**Stated goal**
Can you write out all the lines word for word, with no pictures?

**Supplied material**

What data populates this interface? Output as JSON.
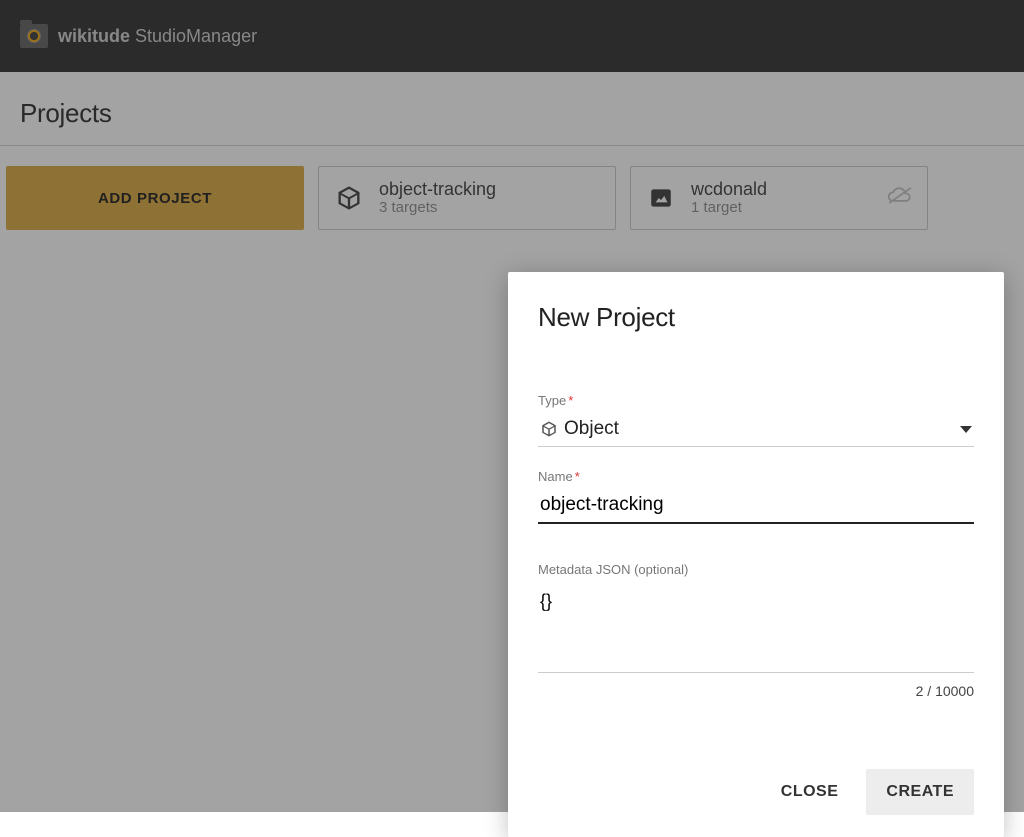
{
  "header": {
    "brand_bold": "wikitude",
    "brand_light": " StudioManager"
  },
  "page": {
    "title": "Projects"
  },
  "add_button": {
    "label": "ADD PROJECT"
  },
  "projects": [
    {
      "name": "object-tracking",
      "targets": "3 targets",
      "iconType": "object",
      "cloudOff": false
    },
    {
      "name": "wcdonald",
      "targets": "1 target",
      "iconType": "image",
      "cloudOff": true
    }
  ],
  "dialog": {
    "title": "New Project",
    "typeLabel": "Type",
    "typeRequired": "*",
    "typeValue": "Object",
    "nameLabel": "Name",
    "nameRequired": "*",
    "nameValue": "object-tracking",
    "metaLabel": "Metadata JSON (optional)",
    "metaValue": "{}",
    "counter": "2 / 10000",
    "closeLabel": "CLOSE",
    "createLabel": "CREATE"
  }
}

**Solution to the problem**
What data populates this interface? Output as JSON.
{
  "header": {
    "brand_bold": "wikitude",
    "brand_light": " StudioManager"
  },
  "page": {
    "title": "Projects"
  },
  "add_button": {
    "label": "ADD PROJECT"
  },
  "projects": [
    {
      "name": "object-tracking",
      "targets": "3 targets",
      "iconType": "object",
      "cloudOff": false
    },
    {
      "name": "wcdonald",
      "targets": "1 target",
      "iconType": "image",
      "cloudOff": true
    }
  ],
  "dialog": {
    "title": "New Project",
    "typeLabel": "Type",
    "typeRequired": "*",
    "typeValue": "Object",
    "nameLabel": "Name",
    "nameRequired": "*",
    "nameValue": "object-tracking",
    "metaLabel": "Metadata JSON (optional)",
    "metaValue": "{}",
    "counter": "2 / 10000",
    "closeLabel": "CLOSE",
    "createLabel": "CREATE"
  }
}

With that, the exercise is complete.